(The problem): Rewrite the lines from the one with "spec: chain length: 8+5inches: [788, 911, 910, 941]" up to and including the one with "dimension: 1.50CM: [193, 640, 470, 782]", replacing "callout" with "label" and leaving everything else unchanged.

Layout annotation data
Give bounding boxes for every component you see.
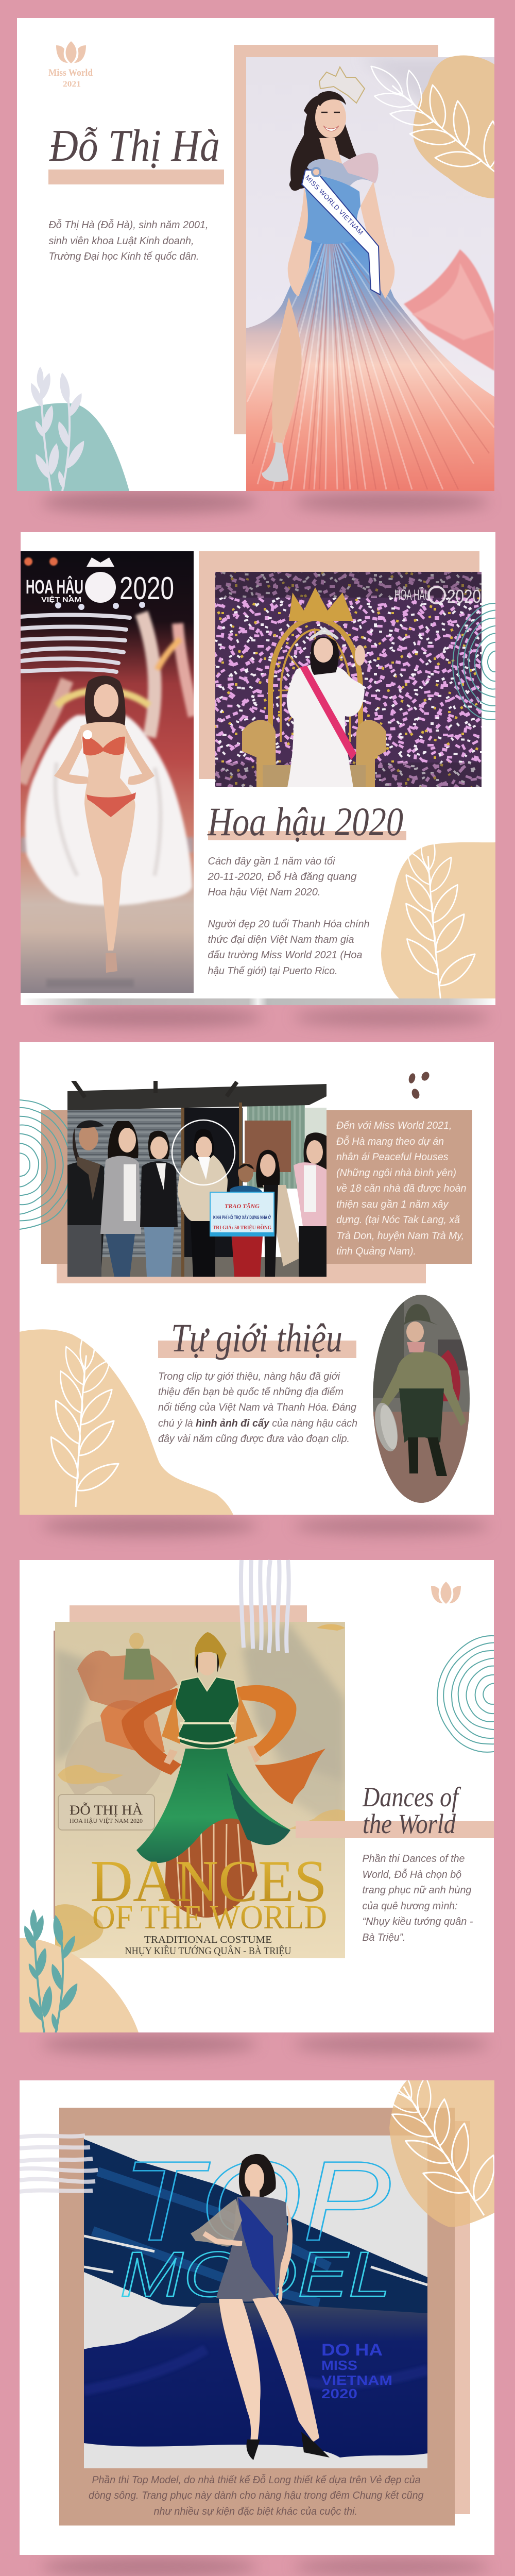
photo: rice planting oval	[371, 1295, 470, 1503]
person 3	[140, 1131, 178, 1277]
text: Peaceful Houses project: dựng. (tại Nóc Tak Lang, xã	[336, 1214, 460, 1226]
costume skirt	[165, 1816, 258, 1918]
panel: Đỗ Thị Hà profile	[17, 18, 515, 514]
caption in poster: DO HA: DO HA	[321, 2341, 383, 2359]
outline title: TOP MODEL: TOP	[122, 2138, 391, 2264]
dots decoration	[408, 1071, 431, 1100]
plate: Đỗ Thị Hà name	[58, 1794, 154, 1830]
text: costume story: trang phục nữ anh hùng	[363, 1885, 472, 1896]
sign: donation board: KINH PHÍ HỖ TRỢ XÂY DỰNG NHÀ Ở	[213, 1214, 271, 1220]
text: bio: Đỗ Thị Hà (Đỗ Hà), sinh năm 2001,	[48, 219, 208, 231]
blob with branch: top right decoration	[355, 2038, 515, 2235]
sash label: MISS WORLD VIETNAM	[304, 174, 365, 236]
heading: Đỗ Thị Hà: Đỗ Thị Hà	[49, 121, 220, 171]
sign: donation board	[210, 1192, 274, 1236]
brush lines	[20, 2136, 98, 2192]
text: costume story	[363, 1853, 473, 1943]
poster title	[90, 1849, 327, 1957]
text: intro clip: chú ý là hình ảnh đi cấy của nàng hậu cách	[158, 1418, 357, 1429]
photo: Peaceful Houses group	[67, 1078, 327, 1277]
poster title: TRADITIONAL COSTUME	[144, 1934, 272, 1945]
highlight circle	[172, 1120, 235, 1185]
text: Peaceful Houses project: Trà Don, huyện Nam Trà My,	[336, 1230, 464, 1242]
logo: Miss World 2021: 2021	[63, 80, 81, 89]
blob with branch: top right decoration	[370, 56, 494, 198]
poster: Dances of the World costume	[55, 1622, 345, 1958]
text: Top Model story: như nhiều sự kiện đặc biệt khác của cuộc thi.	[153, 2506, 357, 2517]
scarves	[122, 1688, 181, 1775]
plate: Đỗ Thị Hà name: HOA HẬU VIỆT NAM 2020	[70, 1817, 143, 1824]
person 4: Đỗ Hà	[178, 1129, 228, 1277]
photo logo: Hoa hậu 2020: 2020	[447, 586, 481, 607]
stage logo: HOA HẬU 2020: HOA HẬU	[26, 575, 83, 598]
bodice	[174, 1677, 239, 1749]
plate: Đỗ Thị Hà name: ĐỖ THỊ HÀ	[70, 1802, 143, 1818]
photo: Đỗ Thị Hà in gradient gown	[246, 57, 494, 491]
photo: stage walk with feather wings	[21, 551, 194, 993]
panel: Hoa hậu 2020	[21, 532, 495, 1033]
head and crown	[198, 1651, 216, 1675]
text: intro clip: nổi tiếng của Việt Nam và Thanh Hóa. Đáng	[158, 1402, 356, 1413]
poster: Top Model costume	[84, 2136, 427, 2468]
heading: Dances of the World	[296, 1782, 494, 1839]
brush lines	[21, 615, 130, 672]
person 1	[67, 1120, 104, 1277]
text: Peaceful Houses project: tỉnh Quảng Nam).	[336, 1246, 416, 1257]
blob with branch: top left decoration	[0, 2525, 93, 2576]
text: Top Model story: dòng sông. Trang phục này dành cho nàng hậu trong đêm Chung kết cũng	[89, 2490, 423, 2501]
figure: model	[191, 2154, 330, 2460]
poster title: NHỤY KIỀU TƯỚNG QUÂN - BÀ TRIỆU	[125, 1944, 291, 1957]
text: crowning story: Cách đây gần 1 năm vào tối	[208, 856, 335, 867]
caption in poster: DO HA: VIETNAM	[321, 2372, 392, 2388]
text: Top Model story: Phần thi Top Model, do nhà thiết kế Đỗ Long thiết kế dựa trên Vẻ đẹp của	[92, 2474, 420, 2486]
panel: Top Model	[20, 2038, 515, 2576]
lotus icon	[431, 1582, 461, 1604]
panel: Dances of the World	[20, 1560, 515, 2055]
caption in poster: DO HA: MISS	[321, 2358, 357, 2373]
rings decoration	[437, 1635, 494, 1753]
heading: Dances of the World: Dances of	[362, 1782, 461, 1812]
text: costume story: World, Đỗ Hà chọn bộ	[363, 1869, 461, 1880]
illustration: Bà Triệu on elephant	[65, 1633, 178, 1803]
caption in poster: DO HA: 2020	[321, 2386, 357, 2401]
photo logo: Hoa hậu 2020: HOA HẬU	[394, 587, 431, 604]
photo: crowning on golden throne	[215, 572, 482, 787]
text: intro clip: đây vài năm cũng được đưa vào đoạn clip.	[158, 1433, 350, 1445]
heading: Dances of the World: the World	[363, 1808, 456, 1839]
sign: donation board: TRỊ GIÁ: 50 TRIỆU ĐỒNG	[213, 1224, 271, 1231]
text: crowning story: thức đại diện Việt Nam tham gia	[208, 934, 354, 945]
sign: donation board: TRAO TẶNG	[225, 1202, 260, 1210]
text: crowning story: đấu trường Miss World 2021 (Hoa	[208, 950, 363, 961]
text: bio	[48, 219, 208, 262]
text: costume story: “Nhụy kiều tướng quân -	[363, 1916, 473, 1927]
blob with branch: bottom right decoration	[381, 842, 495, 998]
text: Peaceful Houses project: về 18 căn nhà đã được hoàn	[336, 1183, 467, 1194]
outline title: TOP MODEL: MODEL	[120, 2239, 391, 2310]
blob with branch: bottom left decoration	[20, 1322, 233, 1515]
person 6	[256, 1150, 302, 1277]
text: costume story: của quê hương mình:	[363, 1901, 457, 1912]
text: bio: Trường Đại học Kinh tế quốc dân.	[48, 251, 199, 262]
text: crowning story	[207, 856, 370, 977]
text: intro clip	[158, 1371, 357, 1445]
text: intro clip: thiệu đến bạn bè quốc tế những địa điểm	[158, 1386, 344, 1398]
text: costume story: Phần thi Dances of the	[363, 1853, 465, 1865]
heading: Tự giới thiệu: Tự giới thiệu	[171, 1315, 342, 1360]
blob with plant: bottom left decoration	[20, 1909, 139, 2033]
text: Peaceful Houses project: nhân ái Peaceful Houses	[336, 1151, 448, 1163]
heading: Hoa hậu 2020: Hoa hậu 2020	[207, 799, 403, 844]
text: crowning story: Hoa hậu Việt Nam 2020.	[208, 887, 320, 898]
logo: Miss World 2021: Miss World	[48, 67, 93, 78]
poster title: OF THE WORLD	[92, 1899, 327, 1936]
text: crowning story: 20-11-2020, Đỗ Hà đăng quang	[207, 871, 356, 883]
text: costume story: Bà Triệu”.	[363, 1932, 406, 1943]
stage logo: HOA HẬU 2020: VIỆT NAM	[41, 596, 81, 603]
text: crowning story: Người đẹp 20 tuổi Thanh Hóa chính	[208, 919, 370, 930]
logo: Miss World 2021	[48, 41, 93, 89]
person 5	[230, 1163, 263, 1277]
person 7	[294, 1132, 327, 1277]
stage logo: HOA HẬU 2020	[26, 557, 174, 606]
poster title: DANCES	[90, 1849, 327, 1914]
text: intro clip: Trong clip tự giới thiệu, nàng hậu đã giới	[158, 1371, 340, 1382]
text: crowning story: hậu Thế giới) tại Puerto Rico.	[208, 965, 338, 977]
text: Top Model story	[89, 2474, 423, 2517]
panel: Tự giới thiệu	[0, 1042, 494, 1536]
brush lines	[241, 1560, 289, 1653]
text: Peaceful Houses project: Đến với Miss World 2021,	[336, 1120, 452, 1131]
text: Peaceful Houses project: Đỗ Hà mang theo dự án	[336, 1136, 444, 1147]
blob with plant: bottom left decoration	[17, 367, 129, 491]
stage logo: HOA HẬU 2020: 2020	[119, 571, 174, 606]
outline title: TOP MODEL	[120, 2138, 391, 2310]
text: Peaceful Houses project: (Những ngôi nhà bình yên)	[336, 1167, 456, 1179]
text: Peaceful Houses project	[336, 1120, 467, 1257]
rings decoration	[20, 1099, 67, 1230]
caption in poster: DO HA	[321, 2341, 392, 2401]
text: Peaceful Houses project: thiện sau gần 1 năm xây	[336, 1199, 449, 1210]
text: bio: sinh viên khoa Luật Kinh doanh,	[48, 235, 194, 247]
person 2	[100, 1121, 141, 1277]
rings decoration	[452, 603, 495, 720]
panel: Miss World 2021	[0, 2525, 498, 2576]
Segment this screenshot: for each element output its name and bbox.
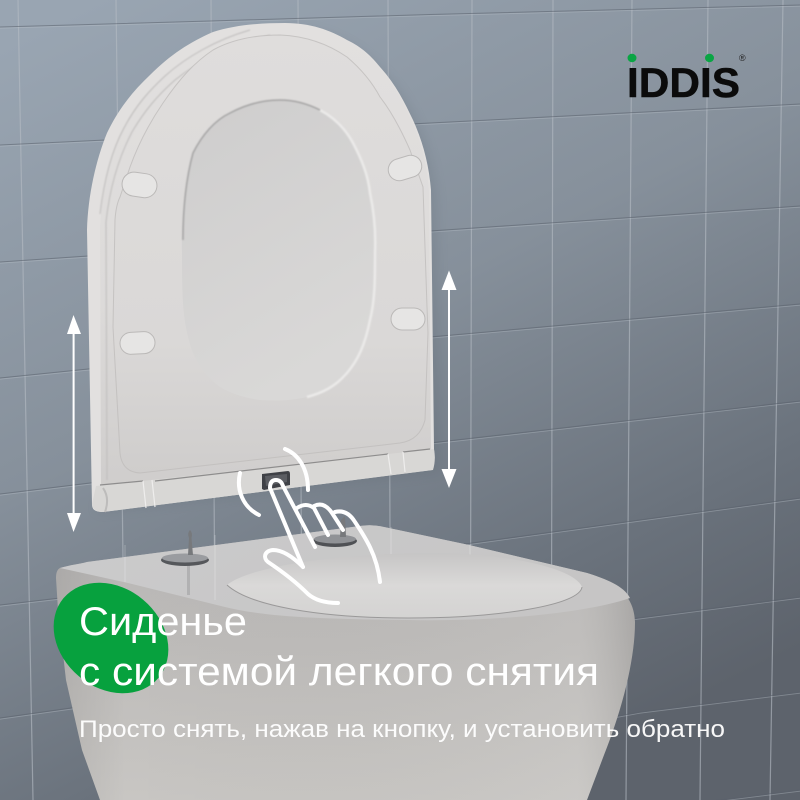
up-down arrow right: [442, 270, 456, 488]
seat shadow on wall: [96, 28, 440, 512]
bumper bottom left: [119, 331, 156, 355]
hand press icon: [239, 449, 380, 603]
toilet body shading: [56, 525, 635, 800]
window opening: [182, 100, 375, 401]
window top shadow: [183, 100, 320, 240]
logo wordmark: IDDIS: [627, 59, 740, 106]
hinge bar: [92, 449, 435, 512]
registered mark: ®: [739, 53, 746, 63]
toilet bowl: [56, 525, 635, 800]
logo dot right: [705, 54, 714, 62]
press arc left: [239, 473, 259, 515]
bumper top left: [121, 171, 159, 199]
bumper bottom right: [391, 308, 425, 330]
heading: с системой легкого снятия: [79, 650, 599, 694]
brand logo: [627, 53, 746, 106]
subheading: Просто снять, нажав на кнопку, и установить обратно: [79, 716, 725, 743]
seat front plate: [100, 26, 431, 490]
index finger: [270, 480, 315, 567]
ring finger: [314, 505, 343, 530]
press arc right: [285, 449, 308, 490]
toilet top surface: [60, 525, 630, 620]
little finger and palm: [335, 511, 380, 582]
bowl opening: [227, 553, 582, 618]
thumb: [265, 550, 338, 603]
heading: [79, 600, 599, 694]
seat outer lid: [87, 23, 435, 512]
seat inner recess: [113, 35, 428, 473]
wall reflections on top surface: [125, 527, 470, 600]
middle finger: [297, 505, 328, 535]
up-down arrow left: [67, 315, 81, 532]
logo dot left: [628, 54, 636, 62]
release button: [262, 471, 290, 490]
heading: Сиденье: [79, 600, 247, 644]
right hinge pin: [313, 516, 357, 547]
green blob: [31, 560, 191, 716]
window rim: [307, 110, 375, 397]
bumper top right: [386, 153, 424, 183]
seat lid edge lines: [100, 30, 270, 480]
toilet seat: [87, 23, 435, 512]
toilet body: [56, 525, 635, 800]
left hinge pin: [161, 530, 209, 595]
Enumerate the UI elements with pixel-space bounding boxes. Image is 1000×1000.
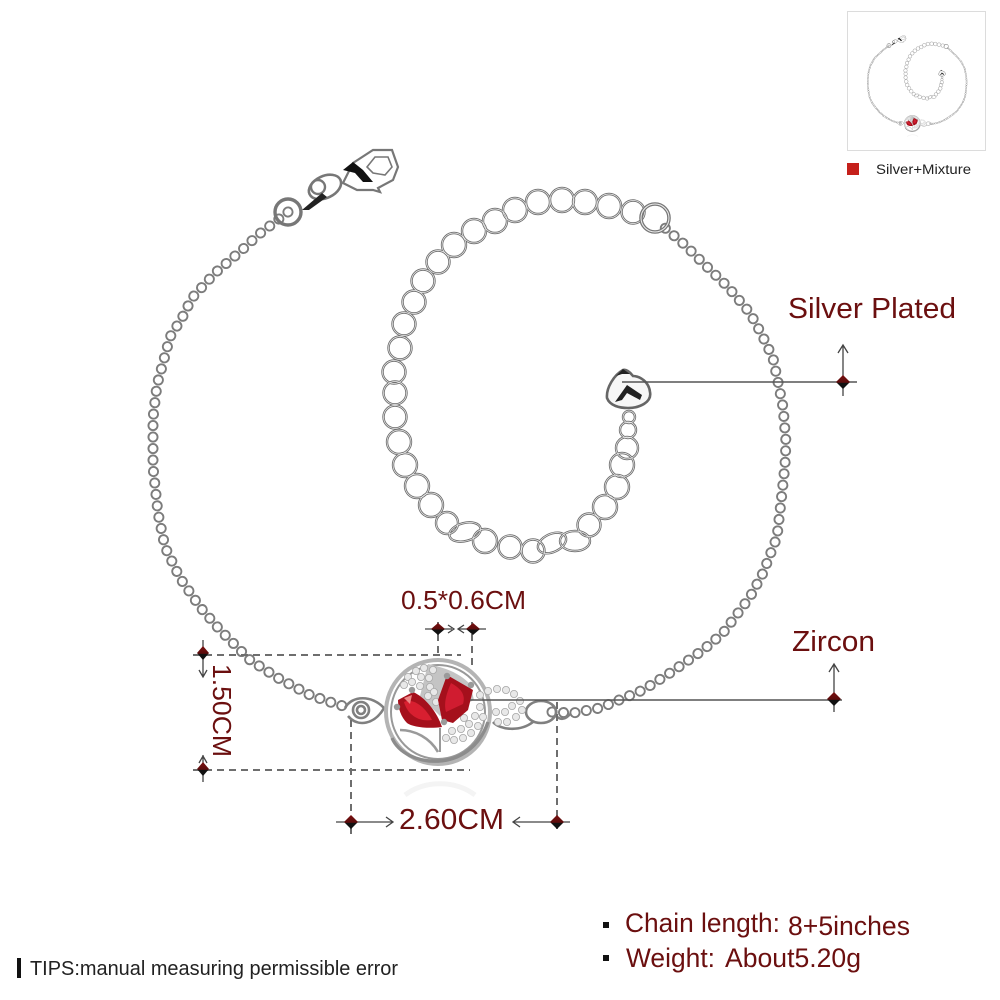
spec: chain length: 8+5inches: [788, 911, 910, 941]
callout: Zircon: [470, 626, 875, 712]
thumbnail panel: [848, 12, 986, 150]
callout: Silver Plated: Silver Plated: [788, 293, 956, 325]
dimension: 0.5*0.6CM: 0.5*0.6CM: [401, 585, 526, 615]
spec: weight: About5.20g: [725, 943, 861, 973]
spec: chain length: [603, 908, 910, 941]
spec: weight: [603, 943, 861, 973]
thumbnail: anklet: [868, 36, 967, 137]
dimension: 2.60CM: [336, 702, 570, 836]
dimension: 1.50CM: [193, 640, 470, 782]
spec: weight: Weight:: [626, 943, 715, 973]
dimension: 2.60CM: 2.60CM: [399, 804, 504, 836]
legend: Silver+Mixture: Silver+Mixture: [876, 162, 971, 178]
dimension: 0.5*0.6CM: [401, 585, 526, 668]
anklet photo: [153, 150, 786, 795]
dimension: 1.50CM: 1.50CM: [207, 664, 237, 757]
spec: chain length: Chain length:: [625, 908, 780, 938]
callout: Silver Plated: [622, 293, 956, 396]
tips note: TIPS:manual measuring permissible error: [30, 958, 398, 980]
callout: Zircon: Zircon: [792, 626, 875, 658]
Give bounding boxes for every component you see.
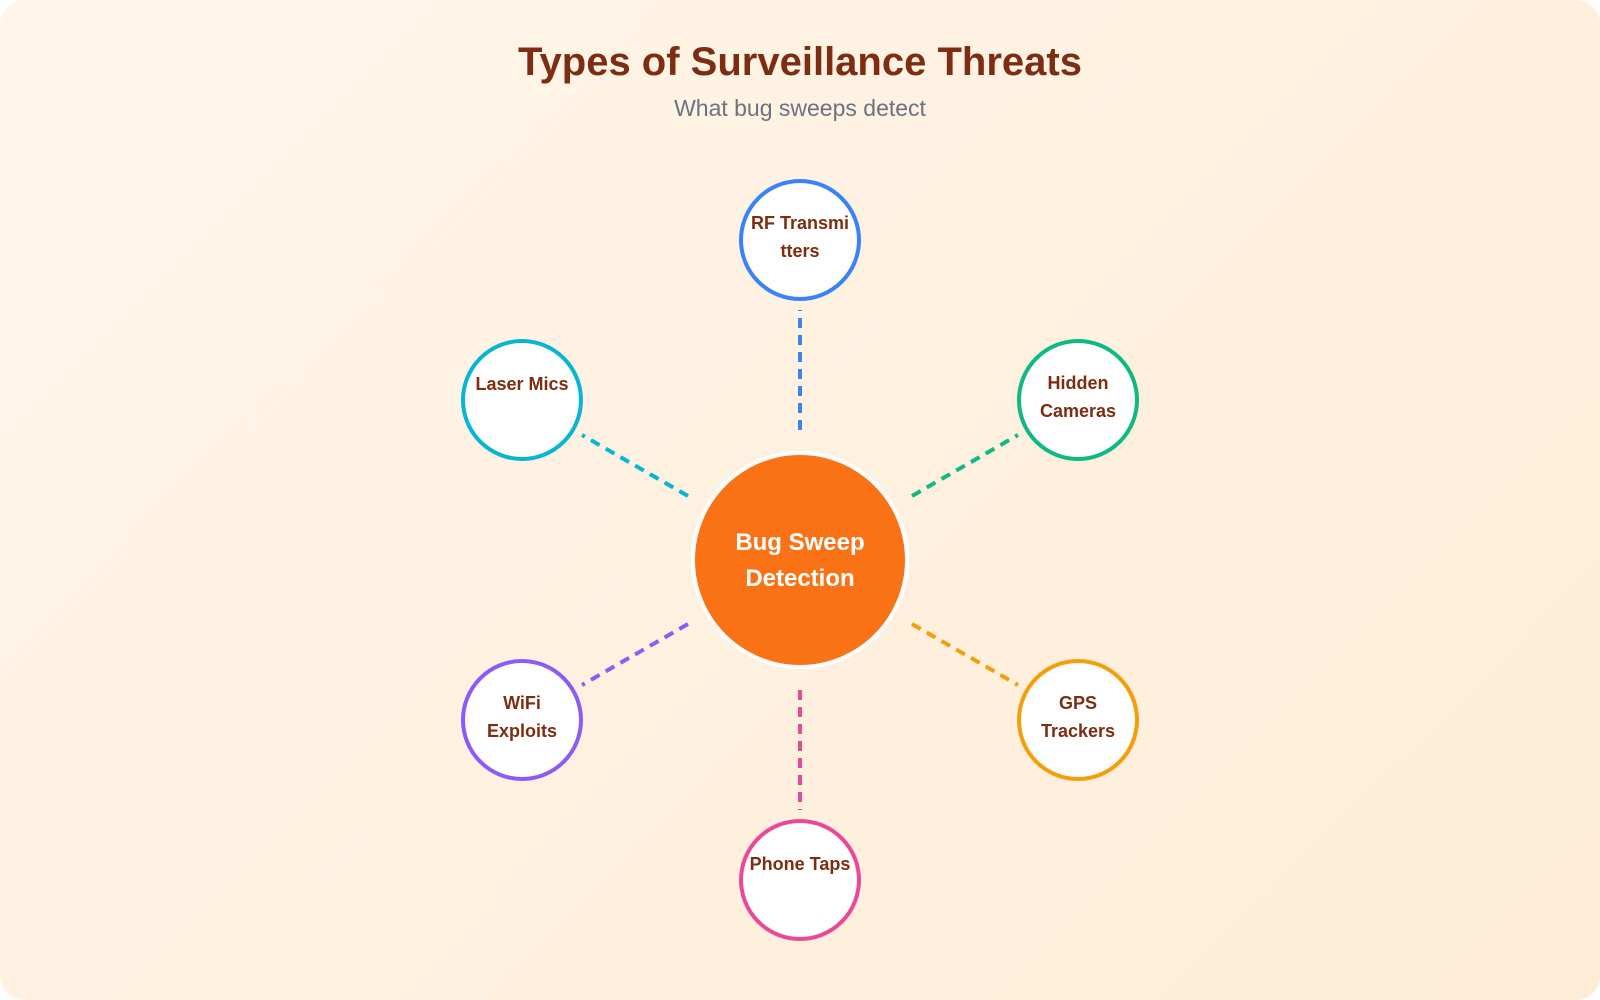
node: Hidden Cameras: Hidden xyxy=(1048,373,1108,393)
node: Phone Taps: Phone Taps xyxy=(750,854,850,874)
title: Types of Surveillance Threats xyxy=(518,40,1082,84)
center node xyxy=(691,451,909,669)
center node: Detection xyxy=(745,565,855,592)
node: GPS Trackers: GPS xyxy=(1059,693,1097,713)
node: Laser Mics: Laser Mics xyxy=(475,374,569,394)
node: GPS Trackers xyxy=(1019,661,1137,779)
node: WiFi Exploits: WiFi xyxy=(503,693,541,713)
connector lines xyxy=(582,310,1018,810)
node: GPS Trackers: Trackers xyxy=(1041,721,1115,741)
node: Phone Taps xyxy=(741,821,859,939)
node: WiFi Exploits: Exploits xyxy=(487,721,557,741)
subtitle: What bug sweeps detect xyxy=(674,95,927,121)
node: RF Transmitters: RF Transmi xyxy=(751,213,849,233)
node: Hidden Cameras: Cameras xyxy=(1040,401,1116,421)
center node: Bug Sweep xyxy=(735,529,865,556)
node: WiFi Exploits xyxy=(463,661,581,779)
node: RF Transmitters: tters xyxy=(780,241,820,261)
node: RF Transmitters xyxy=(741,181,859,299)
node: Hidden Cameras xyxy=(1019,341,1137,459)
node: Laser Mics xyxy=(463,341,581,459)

(Response below):
spec: chain length: 8+5inches: [788, 911, 910, 941]
label: Zircon: [470, 626, 875, 712]
thumbnail panel: [848, 12, 986, 150]
label: Silver Plated: Silver Plated: [788, 293, 956, 325]
dimension: 0.5*0.6CM: 0.5*0.6CM: [401, 585, 526, 615]
spec: weight: About5.20g: [725, 943, 861, 973]
spec: chain length: [603, 908, 910, 941]
spec: weight: [603, 943, 861, 973]
thumbnail: anklet: [868, 36, 967, 137]
dimension: 2.60CM: [336, 702, 570, 836]
dimension: 1.50CM: [193, 640, 470, 782]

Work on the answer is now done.